Information provided start
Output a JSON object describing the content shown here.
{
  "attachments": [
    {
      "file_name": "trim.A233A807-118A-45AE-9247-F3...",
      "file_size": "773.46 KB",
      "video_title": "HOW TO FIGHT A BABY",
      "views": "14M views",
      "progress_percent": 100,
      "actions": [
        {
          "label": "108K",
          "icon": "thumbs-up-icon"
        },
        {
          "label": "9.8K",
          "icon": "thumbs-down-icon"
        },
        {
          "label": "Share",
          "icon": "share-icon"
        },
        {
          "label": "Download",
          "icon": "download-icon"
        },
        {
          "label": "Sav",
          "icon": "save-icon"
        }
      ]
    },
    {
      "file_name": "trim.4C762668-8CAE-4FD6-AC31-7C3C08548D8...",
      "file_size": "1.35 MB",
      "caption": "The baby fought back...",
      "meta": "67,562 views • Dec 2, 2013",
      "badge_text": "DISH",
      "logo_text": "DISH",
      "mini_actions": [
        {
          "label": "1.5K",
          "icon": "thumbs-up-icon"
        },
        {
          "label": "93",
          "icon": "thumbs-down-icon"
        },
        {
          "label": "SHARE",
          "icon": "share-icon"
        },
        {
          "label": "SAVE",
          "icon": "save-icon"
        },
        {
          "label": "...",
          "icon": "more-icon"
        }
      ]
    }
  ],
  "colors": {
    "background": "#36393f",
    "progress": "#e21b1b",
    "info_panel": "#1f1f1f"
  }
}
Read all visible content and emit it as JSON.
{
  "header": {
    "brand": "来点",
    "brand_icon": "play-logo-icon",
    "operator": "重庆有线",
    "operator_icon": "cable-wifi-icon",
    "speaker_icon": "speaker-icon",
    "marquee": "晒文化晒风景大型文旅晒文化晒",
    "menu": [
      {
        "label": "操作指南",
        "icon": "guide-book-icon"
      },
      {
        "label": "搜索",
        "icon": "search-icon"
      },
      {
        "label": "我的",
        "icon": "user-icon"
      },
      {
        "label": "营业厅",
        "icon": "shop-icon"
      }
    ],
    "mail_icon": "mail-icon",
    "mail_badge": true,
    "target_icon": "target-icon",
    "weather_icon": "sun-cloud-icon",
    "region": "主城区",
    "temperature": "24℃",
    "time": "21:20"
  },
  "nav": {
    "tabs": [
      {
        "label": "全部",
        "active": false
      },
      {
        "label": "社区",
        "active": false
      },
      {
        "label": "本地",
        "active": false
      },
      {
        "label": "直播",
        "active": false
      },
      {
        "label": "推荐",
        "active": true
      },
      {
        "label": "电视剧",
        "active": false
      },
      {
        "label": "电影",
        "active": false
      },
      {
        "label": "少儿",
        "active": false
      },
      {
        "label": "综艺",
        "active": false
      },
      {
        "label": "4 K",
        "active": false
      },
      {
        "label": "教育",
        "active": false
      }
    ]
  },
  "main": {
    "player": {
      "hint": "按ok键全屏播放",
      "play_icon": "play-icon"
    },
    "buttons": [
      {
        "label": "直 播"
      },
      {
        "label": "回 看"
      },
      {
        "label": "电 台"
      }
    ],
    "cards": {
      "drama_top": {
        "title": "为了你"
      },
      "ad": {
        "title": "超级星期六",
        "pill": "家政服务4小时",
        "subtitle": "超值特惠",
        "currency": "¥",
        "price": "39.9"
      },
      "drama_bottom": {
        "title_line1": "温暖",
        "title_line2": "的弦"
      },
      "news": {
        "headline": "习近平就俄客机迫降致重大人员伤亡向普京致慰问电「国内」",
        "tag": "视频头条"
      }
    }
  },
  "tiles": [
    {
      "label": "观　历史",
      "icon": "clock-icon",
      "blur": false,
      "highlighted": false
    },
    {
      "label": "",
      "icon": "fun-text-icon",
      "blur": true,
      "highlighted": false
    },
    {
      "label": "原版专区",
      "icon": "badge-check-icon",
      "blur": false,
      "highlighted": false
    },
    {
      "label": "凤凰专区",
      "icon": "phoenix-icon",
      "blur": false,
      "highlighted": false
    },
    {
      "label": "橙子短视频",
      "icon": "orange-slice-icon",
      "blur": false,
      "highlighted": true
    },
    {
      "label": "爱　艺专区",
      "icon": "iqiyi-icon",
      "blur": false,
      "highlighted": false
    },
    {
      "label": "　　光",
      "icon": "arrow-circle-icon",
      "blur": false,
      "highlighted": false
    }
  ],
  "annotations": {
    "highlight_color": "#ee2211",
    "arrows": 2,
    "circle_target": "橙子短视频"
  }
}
Information provided end
• _Prompt_
Return all of the entries exactly as they were supplied.

• _Result for this task_
Output a JSON object describing the content shown here.
{
  "attachments": [
    {
      "file_name": "trim.A233A807-118A-45AE-9247-F3...",
      "file_size": "773.46 KB",
      "video_title": "HOW TO FIGHT A BABY",
      "views": "14M views",
      "progress_percent": 100,
      "actions": [
        {
          "label": "108K",
          "icon": "thumbs-up-icon"
        },
        {
          "label": "9.8K",
          "icon": "thumbs-down-icon"
        },
        {
          "label": "Share",
          "icon": "share-icon"
        },
        {
          "label": "Download",
          "icon": "download-icon"
        },
        {
          "label": "Sav",
          "icon": "save-icon"
        }
      ]
    },
    {
      "file_name": "trim.4C762668-8CAE-4FD6-AC31-7C3C08548D8...",
      "file_size": "1.35 MB",
      "caption": "The baby fought back...",
      "meta": "67,562 views • Dec 2, 2013",
      "badge_text": "DISH",
      "logo_text": "DISH",
      "mini_actions": [
        {
          "label": "1.5K",
          "icon": "thumbs-up-icon"
        },
        {
          "label": "93",
          "icon": "thumbs-down-icon"
        },
        {
          "label": "SHARE",
          "icon": "share-icon"
        },
        {
          "label": "SAVE",
          "icon": "save-icon"
        },
        {
          "label": "...",
          "icon": "more-icon"
        }
      ]
    }
  ],
  "colors": {
    "background": "#36393f",
    "progress": "#e21b1b",
    "info_panel": "#1f1f1f"
  }
}
Read all visible content and emit it as JSON.
{
  "header": {
    "brand": "来点",
    "brand_icon": "play-logo-icon",
    "operator": "重庆有线",
    "operator_icon": "cable-wifi-icon",
    "speaker_icon": "speaker-icon",
    "marquee": "晒文化晒风景大型文旅晒文化晒",
    "menu": [
      {
        "label": "操作指南",
        "icon": "guide-book-icon"
      },
      {
        "label": "搜索",
        "icon": "search-icon"
      },
      {
        "label": "我的",
        "icon": "user-icon"
      },
      {
        "label": "营业厅",
        "icon": "shop-icon"
      }
    ],
    "mail_icon": "mail-icon",
    "mail_badge": true,
    "target_icon": "target-icon",
    "weather_icon": "sun-cloud-icon",
    "region": "主城区",
    "temperature": "24℃",
    "time": "21:20"
  },
  "nav": {
    "tabs": [
      {
        "label": "全部",
        "active": false
      },
      {
        "label": "社区",
        "active": false
      },
      {
        "label": "本地",
        "active": false
      },
      {
        "label": "直播",
        "active": false
      },
      {
        "label": "推荐",
        "active": true
      },
      {
        "label": "电视剧",
        "active": false
      },
      {
        "label": "电影",
        "active": false
      },
      {
        "label": "少儿",
        "active": false
      },
      {
        "label": "综艺",
        "active": false
      },
      {
        "label": "4 K",
        "active": false
      },
      {
        "label": "教育",
        "active": false
      }
    ]
  },
  "main": {
    "player": {
      "hint": "按ok键全屏播放",
      "play_icon": "play-icon"
    },
    "buttons": [
      {
        "label": "直 播"
      },
      {
        "label": "回 看"
      },
      {
        "label": "电 台"
      }
    ],
    "cards": {
      "drama_top": {
        "title": "为了你"
      },
      "ad": {
        "title": "超级星期六",
        "pill": "家政服务4小时",
        "subtitle": "超值特惠",
        "currency": "¥",
        "price": "39.9"
      },
      "drama_bottom": {
        "title_line1": "温暖",
        "title_line2": "的弦"
      },
      "news": {
        "headline": "习近平就俄客机迫降致重大人员伤亡向普京致慰问电「国内」",
        "tag": "视频头条"
      }
    }
  },
  "tiles": [
    {
      "label": "观　历史",
      "icon": "clock-icon",
      "blur": false,
      "highlighted": false
    },
    {
      "label": "",
      "icon": "fun-text-icon",
      "blur": true,
      "highlighted": false
    },
    {
      "label": "原版专区",
      "icon": "badge-check-icon",
      "blur": false,
      "highlighted": false
    },
    {
      "label": "凤凰专区",
      "icon": "phoenix-icon",
      "blur": false,
      "highlighted": false
    },
    {
      "label": "橙子短视频",
      "icon": "orange-slice-icon",
      "blur": false,
      "highlighted": true
    },
    {
      "label": "爱　艺专区",
      "icon": "iqiyi-icon",
      "blur": false,
      "highlighted": false
    },
    {
      "label": "　　光",
      "icon": "arrow-circle-icon",
      "blur": false,
      "highlighted": false
    }
  ],
  "annotations": {
    "highlight_color": "#ee2211",
    "arrows": 2,
    "circle_target": "橙子短视频"
  }
}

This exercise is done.